- REQUEST:
Continue the blog post below on forgiving HTML parsers, starting right after its last sentence.

## Start SOURCE DOCUMENT

The Virtue of Forgiving HTML Parsers

Most of the time, you want code to fail fast if it receives junk data. HTML on the early web is a powerful counterexample.

By Ryan McGreal

Posted January 08, 2010 in Blog (Last Updated January 08, 2010)

Today Hacker News featured an essay by Alex Russell of the Dojo javscript toolkit in which he mused on the virtues of view-source as they apply to the internet.

Since browsers render HTML, javascript and CSS from plain text, it's possible not only to see the finished product - a rendered web page - but also its underlying source code.

Every browser I've ever seen includes an option to view source - to see the underlying HTML markup, javascript code and style sheet formatting that the browser uses to render a web page.

Russell makes the important point that it was the ability to view source - especially in the early days of the internet - that made web content easily accessible to anyone who took the time to read the code and to experiment with it to discover how it works.

View-source provides a powerful catalyst to creating a culture of shared learning and learning-by-doing, which in turn helps formulate a mental model of the relationship between input and output faster. Web developers get started by taking some code, pasting it into a file, loading it in a browser and switching between editor and browser between even the most minor changes.

This is a stark contrast with other types of development, notably those that impose a compilation step on development, in which the process of seeing what what done requires an intermediate action.

In other words, immediacy of output helps build an understanding of how the system will behave, and ctrl-r becomes a seductive and productive way for developers to accelerate their learning in the copy-paste-tweak loop.

The only required equipment is a text editor and a web browser, tools that are free and work together instantly. That is to say, there's no waiting between when you save the file to disk and when you can view the results. It's just a ctrl-r away. [paragraph breaks added]

On reading this, a parallel observation occurred to me: The power of view-source is multiplied when generous parsers forgive errors and render anyway.

## End SOURCE DOCUMENT
## Start DATASET ENTRIES

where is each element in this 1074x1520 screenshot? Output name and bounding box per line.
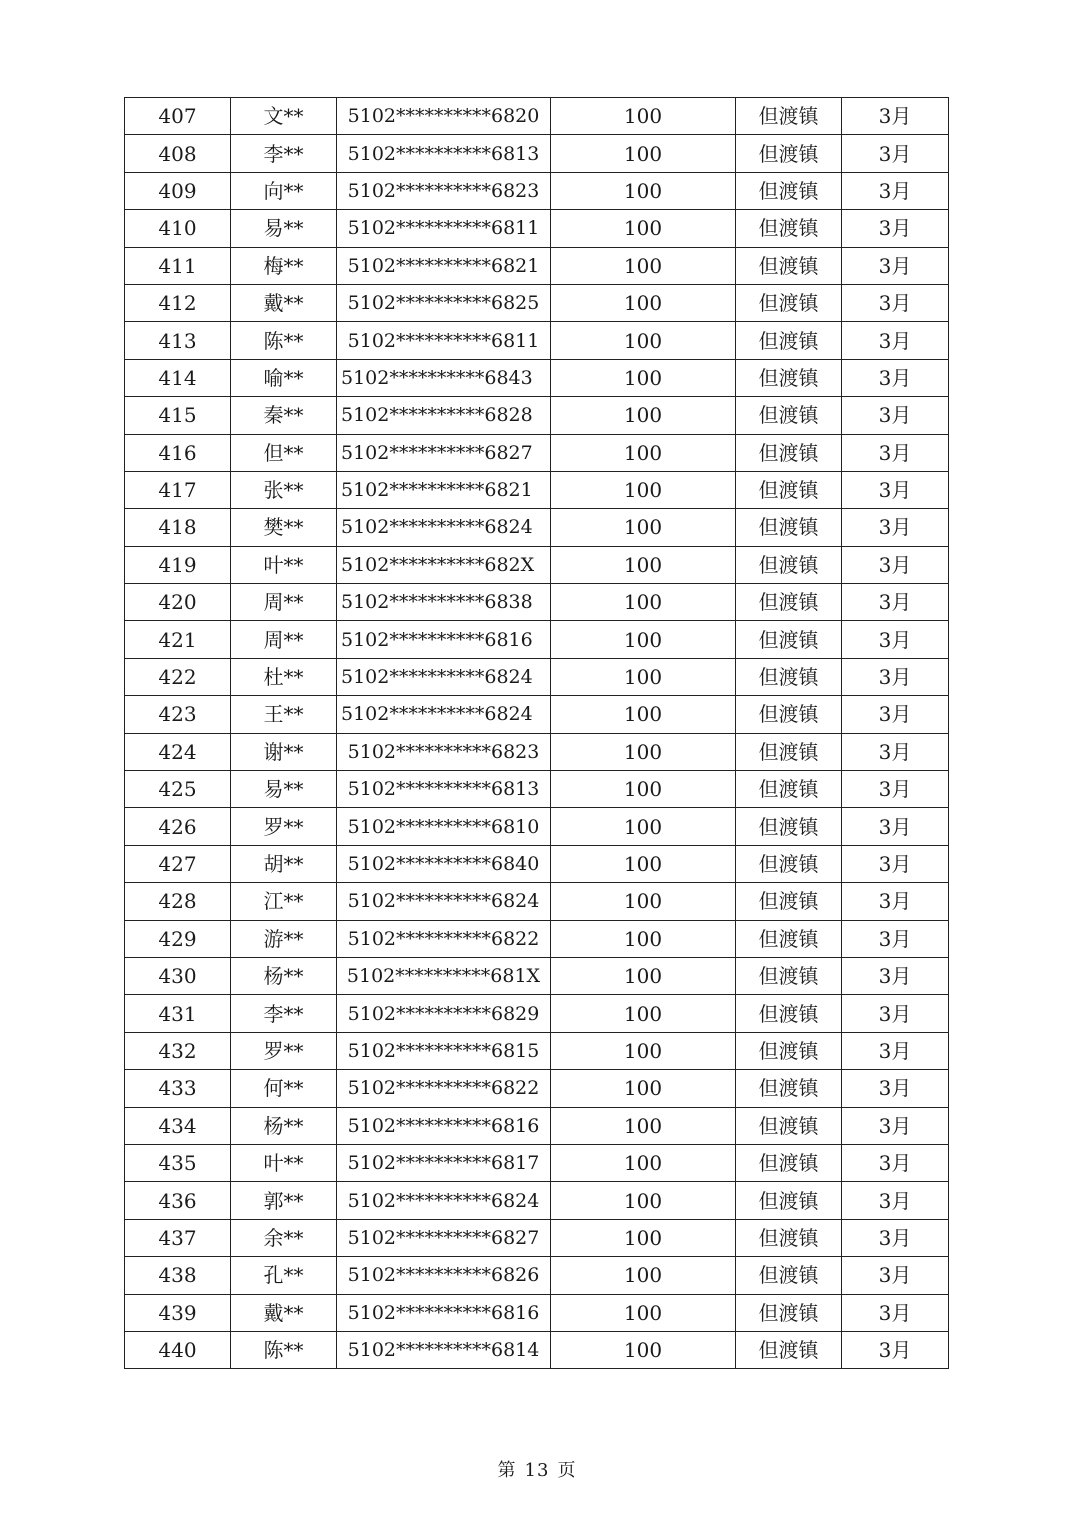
cell-town: 但渡镇 — [736, 1294, 842, 1331]
cell-month: 3月 — [842, 247, 949, 284]
cell-id-number: 5102**********6838 — [337, 584, 551, 621]
table-row — [125, 1107, 949, 1144]
cell-amount: 100 — [551, 1331, 736, 1368]
table-row — [125, 1070, 949, 1107]
cell-number: 415 — [125, 397, 231, 434]
table-row — [125, 995, 949, 1032]
table-row — [125, 808, 949, 845]
cell-name: 李** — [231, 135, 337, 172]
cell-name: 王** — [231, 696, 337, 733]
cell-town: 但渡镇 — [736, 471, 842, 508]
cell-number: 425 — [125, 771, 231, 808]
cell-month: 3月 — [842, 546, 949, 583]
cell-town: 但渡镇 — [736, 322, 842, 359]
cell-amount: 100 — [551, 434, 736, 471]
cell-id-number: 5102**********6814 — [337, 1331, 551, 1368]
cell-amount: 100 — [551, 172, 736, 209]
cell-id-number: 5102**********6827 — [337, 434, 551, 471]
cell-amount: 100 — [551, 696, 736, 733]
cell-id-number: 5102**********6813 — [337, 135, 551, 172]
cell-name: 戴** — [231, 1294, 337, 1331]
cell-amount: 100 — [551, 845, 736, 882]
cell-town: 但渡镇 — [736, 808, 842, 845]
cell-amount: 100 — [551, 322, 736, 359]
cell-town: 但渡镇 — [736, 210, 842, 247]
table-row — [125, 1331, 949, 1368]
cell-id-number: 5102**********6824 — [337, 509, 551, 546]
cell-month: 3月 — [842, 135, 949, 172]
cell-id-number: 5102**********6823 — [337, 733, 551, 770]
cell-name: 胡** — [231, 845, 337, 882]
cell-number: 410 — [125, 210, 231, 247]
cell-name: 张** — [231, 471, 337, 508]
cell-id-number: 5102**********682X — [337, 546, 551, 583]
table-row — [125, 584, 949, 621]
cell-number: 418 — [125, 509, 231, 546]
cell-town: 但渡镇 — [736, 995, 842, 1032]
cell-name: 文** — [231, 98, 337, 135]
cell-id-number: 5102**********6824 — [337, 658, 551, 695]
cell-town: 但渡镇 — [736, 584, 842, 621]
cell-amount: 100 — [551, 995, 736, 1032]
cell-town: 但渡镇 — [736, 1219, 842, 1256]
cell-name: 易** — [231, 210, 337, 247]
cell-name: 秦** — [231, 397, 337, 434]
roster-table — [124, 97, 949, 1369]
cell-amount: 100 — [551, 509, 736, 546]
cell-month: 3月 — [842, 584, 949, 621]
cell-amount: 100 — [551, 733, 736, 770]
cell-month: 3月 — [842, 1219, 949, 1256]
cell-id-number: 5102**********6820 — [337, 98, 551, 135]
cell-name: 江** — [231, 883, 337, 920]
cell-month: 3月 — [842, 920, 949, 957]
cell-amount: 100 — [551, 920, 736, 957]
cell-amount: 100 — [551, 1107, 736, 1144]
cell-month: 3月 — [842, 98, 949, 135]
cell-id-number: 5102**********6816 — [337, 621, 551, 658]
table-row — [125, 1219, 949, 1256]
cell-id-number: 5102**********6816 — [337, 1294, 551, 1331]
cell-name: 杜** — [231, 658, 337, 695]
cell-number: 416 — [125, 434, 231, 471]
cell-month: 3月 — [842, 284, 949, 321]
cell-name: 陈** — [231, 1331, 337, 1368]
cell-month: 3月 — [842, 621, 949, 658]
cell-number: 413 — [125, 322, 231, 359]
table-row — [125, 546, 949, 583]
cell-month: 3月 — [842, 210, 949, 247]
cell-month: 3月 — [842, 1070, 949, 1107]
cell-town: 但渡镇 — [736, 696, 842, 733]
cell-month: 3月 — [842, 1107, 949, 1144]
cell-town: 但渡镇 — [736, 621, 842, 658]
cell-name: 但** — [231, 434, 337, 471]
table-row — [125, 1182, 949, 1219]
cell-name: 陈** — [231, 322, 337, 359]
cell-town: 但渡镇 — [736, 546, 842, 583]
cell-number: 427 — [125, 845, 231, 882]
table-row — [125, 957, 949, 994]
cell-town: 但渡镇 — [736, 1032, 842, 1069]
cell-name: 何** — [231, 1070, 337, 1107]
cell-number: 423 — [125, 696, 231, 733]
cell-id-number: 5102**********6843 — [337, 359, 551, 396]
table-row — [125, 658, 949, 695]
cell-number: 440 — [125, 1331, 231, 1368]
cell-id-number: 5102**********6824 — [337, 1182, 551, 1219]
cell-number: 430 — [125, 957, 231, 994]
cell-name: 梅** — [231, 247, 337, 284]
cell-id-number: 5102**********6829 — [337, 995, 551, 1032]
cell-town: 但渡镇 — [736, 397, 842, 434]
cell-month: 3月 — [842, 733, 949, 770]
cell-id-number: 5102**********6813 — [337, 771, 551, 808]
cell-amount: 100 — [551, 584, 736, 621]
cell-id-number: 5102**********6824 — [337, 883, 551, 920]
table-row — [125, 1144, 949, 1181]
cell-id-number: 5102**********6822 — [337, 1070, 551, 1107]
cell-month: 3月 — [842, 771, 949, 808]
cell-id-number: 5102**********6824 — [337, 696, 551, 733]
cell-amount: 100 — [551, 98, 736, 135]
cell-number: 419 — [125, 546, 231, 583]
cell-name: 向** — [231, 172, 337, 209]
cell-number: 414 — [125, 359, 231, 396]
cell-number: 439 — [125, 1294, 231, 1331]
cell-month: 3月 — [842, 434, 949, 471]
cell-name: 杨** — [231, 1107, 337, 1144]
table-row — [125, 397, 949, 434]
cell-id-number: 5102**********6817 — [337, 1144, 551, 1181]
cell-number: 422 — [125, 658, 231, 695]
table-row — [125, 1032, 949, 1069]
cell-name: 周** — [231, 584, 337, 621]
cell-name: 余** — [231, 1219, 337, 1256]
cell-number: 411 — [125, 247, 231, 284]
cell-amount: 100 — [551, 471, 736, 508]
table-row — [125, 172, 949, 209]
cell-number: 407 — [125, 98, 231, 135]
cell-name: 罗** — [231, 808, 337, 845]
cell-id-number: 5102**********6816 — [337, 1107, 551, 1144]
cell-month: 3月 — [842, 883, 949, 920]
cell-month: 3月 — [842, 658, 949, 695]
cell-number: 433 — [125, 1070, 231, 1107]
cell-amount: 100 — [551, 1294, 736, 1331]
cell-month: 3月 — [842, 808, 949, 845]
cell-amount: 100 — [551, 546, 736, 583]
cell-month: 3月 — [842, 1257, 949, 1294]
cell-name: 周** — [231, 621, 337, 658]
table-row — [125, 322, 949, 359]
table-row — [125, 733, 949, 770]
cell-month: 3月 — [842, 1294, 949, 1331]
cell-town: 但渡镇 — [736, 771, 842, 808]
table-row — [125, 509, 949, 546]
table-row — [125, 845, 949, 882]
cell-id-number: 5102**********6826 — [337, 1257, 551, 1294]
cell-number: 431 — [125, 995, 231, 1032]
cell-name: 杨** — [231, 957, 337, 994]
cell-number: 432 — [125, 1032, 231, 1069]
cell-town: 但渡镇 — [736, 284, 842, 321]
cell-amount: 100 — [551, 658, 736, 695]
cell-id-number: 5102**********6825 — [337, 284, 551, 321]
cell-name: 叶** — [231, 546, 337, 583]
cell-number: 436 — [125, 1182, 231, 1219]
cell-town: 但渡镇 — [736, 658, 842, 695]
cell-id-number: 5102**********6822 — [337, 920, 551, 957]
cell-id-number: 5102**********6828 — [337, 397, 551, 434]
cell-name: 孔** — [231, 1257, 337, 1294]
table-row — [125, 471, 949, 508]
cell-town: 但渡镇 — [736, 733, 842, 770]
cell-month: 3月 — [842, 995, 949, 1032]
cell-name: 叶** — [231, 1144, 337, 1181]
cell-amount: 100 — [551, 135, 736, 172]
cell-id-number: 5102**********6827 — [337, 1219, 551, 1256]
cell-amount: 100 — [551, 397, 736, 434]
cell-amount: 100 — [551, 247, 736, 284]
cell-town: 但渡镇 — [736, 957, 842, 994]
table-row — [125, 98, 949, 135]
cell-name: 谢** — [231, 733, 337, 770]
cell-amount: 100 — [551, 1070, 736, 1107]
cell-month: 3月 — [842, 359, 949, 396]
cell-amount: 100 — [551, 957, 736, 994]
cell-amount: 100 — [551, 1219, 736, 1256]
cell-town: 但渡镇 — [736, 1182, 842, 1219]
table-row — [125, 1257, 949, 1294]
cell-town: 但渡镇 — [736, 1070, 842, 1107]
cell-id-number: 5102**********681X — [337, 957, 551, 994]
cell-town: 但渡镇 — [736, 359, 842, 396]
cell-amount: 100 — [551, 771, 736, 808]
cell-town: 但渡镇 — [736, 1144, 842, 1181]
page-footer-prefix: 第 — [497, 1460, 517, 1481]
cell-town: 但渡镇 — [736, 434, 842, 471]
table-row — [125, 920, 949, 957]
cell-number: 424 — [125, 733, 231, 770]
cell-month: 3月 — [842, 172, 949, 209]
cell-month: 3月 — [842, 1032, 949, 1069]
table-row — [125, 696, 949, 733]
cell-number: 412 — [125, 284, 231, 321]
table-row — [125, 247, 949, 284]
cell-month: 3月 — [842, 1182, 949, 1219]
cell-amount: 100 — [551, 621, 736, 658]
cell-number: 426 — [125, 808, 231, 845]
cell-town: 但渡镇 — [736, 172, 842, 209]
cell-id-number: 5102**********6840 — [337, 845, 551, 882]
table-row — [125, 1294, 949, 1331]
cell-id-number: 5102**********6811 — [337, 210, 551, 247]
cell-name: 樊** — [231, 509, 337, 546]
cell-name: 喻** — [231, 359, 337, 396]
cell-number: 421 — [125, 621, 231, 658]
cell-number: 428 — [125, 883, 231, 920]
table-row — [125, 359, 949, 396]
cell-name: 李** — [231, 995, 337, 1032]
cell-number: 420 — [125, 584, 231, 621]
cell-town: 但渡镇 — [736, 1331, 842, 1368]
cell-number: 409 — [125, 172, 231, 209]
cell-id-number: 5102**********6815 — [337, 1032, 551, 1069]
cell-month: 3月 — [842, 957, 949, 994]
cell-town: 但渡镇 — [736, 135, 842, 172]
cell-amount: 100 — [551, 1032, 736, 1069]
cell-id-number: 5102**********6821 — [337, 247, 551, 284]
cell-amount: 100 — [551, 1144, 736, 1181]
cell-id-number: 5102**********6823 — [337, 172, 551, 209]
table-row — [125, 883, 949, 920]
table-row — [125, 771, 949, 808]
table-row — [125, 621, 949, 658]
page-footer — [0, 1456, 1074, 1482]
cell-number: 437 — [125, 1219, 231, 1256]
cell-town: 但渡镇 — [736, 1107, 842, 1144]
cell-amount: 100 — [551, 210, 736, 247]
cell-town: 但渡镇 — [736, 98, 842, 135]
cell-town: 但渡镇 — [736, 1257, 842, 1294]
cell-id-number: 5102**********6821 — [337, 471, 551, 508]
cell-town: 但渡镇 — [736, 845, 842, 882]
cell-month: 3月 — [842, 845, 949, 882]
cell-month: 3月 — [842, 1331, 949, 1368]
cell-number: 408 — [125, 135, 231, 172]
cell-town: 但渡镇 — [736, 247, 842, 284]
cell-id-number: 5102**********6810 — [337, 808, 551, 845]
cell-name: 游** — [231, 920, 337, 957]
cell-name: 戴** — [231, 284, 337, 321]
cell-amount: 100 — [551, 284, 736, 321]
cell-month: 3月 — [842, 696, 949, 733]
table-row — [125, 210, 949, 247]
cell-month: 3月 — [842, 471, 949, 508]
cell-month: 3月 — [842, 322, 949, 359]
cell-amount: 100 — [551, 808, 736, 845]
page-number: 13 — [524, 1460, 550, 1481]
cell-amount: 100 — [551, 359, 736, 396]
cell-month: 3月 — [842, 1144, 949, 1181]
cell-id-number: 5102**********6811 — [337, 322, 551, 359]
cell-name: 罗** — [231, 1032, 337, 1069]
table-row — [125, 284, 949, 321]
cell-number: 429 — [125, 920, 231, 957]
table-row — [125, 135, 949, 172]
cell-town: 但渡镇 — [736, 883, 842, 920]
cell-month: 3月 — [842, 397, 949, 434]
cell-amount: 100 — [551, 1182, 736, 1219]
cell-number: 417 — [125, 471, 231, 508]
cell-month: 3月 — [842, 509, 949, 546]
cell-town: 但渡镇 — [736, 509, 842, 546]
table-row — [125, 434, 949, 471]
cell-number: 438 — [125, 1257, 231, 1294]
cell-number: 434 — [125, 1107, 231, 1144]
cell-name: 郭** — [231, 1182, 337, 1219]
cell-name: 易** — [231, 771, 337, 808]
cell-amount: 100 — [551, 1257, 736, 1294]
page-footer-suffix: 页 — [557, 1460, 577, 1481]
cell-town: 但渡镇 — [736, 920, 842, 957]
roster-table-body — [125, 98, 949, 1369]
cell-amount: 100 — [551, 883, 736, 920]
cell-number: 435 — [125, 1144, 231, 1181]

## End DATASET ENTRIES

- TASK OUTPUT:
The value of a big, broad internet is far greater than the value of a clean, pure internet.

Most programmers will agree that programs or data streams with malformed syntax should fail, and fail fast. The worst thing that can happen with a software application - particularly a complex one - is for errors to pass silently while malformed data flows into data storage, only to produce gibberish - or worse, subtly wrong results - on export.

Passing a string into a function that expects an integer should throw an exception; passing a set of four values into a method that expects three parameters should raise a red flag; and so on.

By contast, the HTML parsers in every browser are extremely forgiving. If an HTML parser encounters an opening tag for an element that is missing a corresponding closing tag, it just accepts the missing close tag as implied and renders as if it was there.

Likewise, if the parser encounters a malformed or non-standard element, it will either try to render it somehow by guessing at the code's intention (naturally, different parsers approach such matters differently) or will just ignore it completely and move onto the next line.

As a result, even badly malformed HTML can still produce a readable web page.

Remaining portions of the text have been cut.